» **Material provided**
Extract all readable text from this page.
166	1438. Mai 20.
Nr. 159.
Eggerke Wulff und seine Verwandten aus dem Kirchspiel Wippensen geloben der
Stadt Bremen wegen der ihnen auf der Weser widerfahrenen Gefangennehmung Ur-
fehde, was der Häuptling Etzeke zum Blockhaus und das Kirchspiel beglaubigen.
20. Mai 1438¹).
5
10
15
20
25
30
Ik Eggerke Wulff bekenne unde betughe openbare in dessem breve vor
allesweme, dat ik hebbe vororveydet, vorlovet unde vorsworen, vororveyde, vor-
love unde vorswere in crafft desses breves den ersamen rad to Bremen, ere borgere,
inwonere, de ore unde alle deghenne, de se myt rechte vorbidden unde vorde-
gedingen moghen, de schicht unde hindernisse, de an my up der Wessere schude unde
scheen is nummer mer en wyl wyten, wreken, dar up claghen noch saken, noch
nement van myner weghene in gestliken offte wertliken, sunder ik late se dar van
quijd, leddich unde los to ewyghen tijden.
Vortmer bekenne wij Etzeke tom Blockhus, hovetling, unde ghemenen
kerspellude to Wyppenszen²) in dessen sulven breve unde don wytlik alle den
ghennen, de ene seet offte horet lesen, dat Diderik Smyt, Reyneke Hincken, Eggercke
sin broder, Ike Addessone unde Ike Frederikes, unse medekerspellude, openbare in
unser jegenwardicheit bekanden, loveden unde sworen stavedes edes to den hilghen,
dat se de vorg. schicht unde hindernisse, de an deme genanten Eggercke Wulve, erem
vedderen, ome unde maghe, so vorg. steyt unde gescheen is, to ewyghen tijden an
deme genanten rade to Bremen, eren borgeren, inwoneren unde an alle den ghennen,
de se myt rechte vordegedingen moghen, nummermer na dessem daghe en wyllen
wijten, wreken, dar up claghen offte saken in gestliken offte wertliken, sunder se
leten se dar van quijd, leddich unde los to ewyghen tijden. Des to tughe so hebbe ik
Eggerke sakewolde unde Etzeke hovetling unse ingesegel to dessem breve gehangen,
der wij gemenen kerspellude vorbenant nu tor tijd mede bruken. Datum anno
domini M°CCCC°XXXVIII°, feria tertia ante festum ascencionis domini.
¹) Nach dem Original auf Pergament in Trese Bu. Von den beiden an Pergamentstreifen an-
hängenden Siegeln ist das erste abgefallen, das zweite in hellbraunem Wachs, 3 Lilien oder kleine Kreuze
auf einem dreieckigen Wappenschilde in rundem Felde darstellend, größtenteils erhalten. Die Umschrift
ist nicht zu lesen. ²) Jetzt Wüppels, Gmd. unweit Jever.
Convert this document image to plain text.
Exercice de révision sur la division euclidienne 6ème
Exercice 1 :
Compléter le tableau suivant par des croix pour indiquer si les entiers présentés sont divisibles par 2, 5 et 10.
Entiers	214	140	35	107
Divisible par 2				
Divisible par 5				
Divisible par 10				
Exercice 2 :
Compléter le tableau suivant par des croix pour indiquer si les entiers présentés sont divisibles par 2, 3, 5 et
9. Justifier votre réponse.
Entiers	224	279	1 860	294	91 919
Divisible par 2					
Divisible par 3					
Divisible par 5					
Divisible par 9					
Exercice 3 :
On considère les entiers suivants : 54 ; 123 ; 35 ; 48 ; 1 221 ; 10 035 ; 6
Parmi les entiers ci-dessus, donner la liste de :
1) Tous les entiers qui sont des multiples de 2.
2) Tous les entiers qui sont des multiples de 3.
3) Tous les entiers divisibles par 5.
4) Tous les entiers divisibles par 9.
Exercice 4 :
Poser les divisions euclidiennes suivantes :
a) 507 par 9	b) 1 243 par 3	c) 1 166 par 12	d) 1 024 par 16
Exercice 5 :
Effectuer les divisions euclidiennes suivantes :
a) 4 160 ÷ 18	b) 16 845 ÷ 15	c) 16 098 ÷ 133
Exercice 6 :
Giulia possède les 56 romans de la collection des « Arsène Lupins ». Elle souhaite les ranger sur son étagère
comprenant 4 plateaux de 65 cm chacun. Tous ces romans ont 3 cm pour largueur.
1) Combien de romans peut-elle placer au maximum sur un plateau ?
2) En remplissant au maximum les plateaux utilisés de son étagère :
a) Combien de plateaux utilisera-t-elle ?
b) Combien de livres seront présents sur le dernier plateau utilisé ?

» **Exercise prompt**
Filter the records above and return every line that holds the word "sont".

» **Reply to the exercise**
Compléter le tableau suivant par des croix pour indiquer si les entiers présentés sont divisibles par 2, 5 et 10.
Compléter le tableau suivant par des croix pour indiquer si les entiers présentés sont divisibles par 2, 3, 5 et
1) Tous les entiers qui sont des multiples de 2.
2) Tous les entiers qui sont des multiples de 3.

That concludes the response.